## Task inputs
+++
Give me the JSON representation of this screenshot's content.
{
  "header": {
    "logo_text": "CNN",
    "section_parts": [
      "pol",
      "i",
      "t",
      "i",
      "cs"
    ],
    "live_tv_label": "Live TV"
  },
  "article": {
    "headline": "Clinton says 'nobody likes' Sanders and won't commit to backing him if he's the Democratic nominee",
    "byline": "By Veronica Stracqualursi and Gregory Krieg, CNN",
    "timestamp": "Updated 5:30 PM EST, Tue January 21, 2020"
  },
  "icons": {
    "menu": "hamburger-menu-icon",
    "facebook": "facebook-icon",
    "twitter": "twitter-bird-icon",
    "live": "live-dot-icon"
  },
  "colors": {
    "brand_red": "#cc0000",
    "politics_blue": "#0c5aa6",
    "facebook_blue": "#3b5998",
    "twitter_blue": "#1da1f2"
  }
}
+++
## Exercise requirements
Repeat the records exactly, including every line.

## Exercise answer
Give me the JSON representation of this screenshot's content.
{
  "header": {
    "logo_text": "CNN",
    "section_parts": [
      "pol",
      "i",
      "t",
      "i",
      "cs"
    ],
    "live_tv_label": "Live TV"
  },
  "article": {
    "headline": "Clinton says 'nobody likes' Sanders and won't commit to backing him if he's the Democratic nominee",
    "byline": "By Veronica Stracqualursi and Gregory Krieg, CNN",
    "timestamp": "Updated 5:30 PM EST, Tue January 21, 2020"
  },
  "icons": {
    "menu": "hamburger-menu-icon",
    "facebook": "facebook-icon",
    "twitter": "twitter-bird-icon",
    "live": "live-dot-icon"
  },
  "colors": {
    "brand_red": "#cc0000",
    "politics_blue": "#0c5aa6",
    "facebook_blue": "#3b5998",
    "twitter_blue": "#1da1f2"
  }
}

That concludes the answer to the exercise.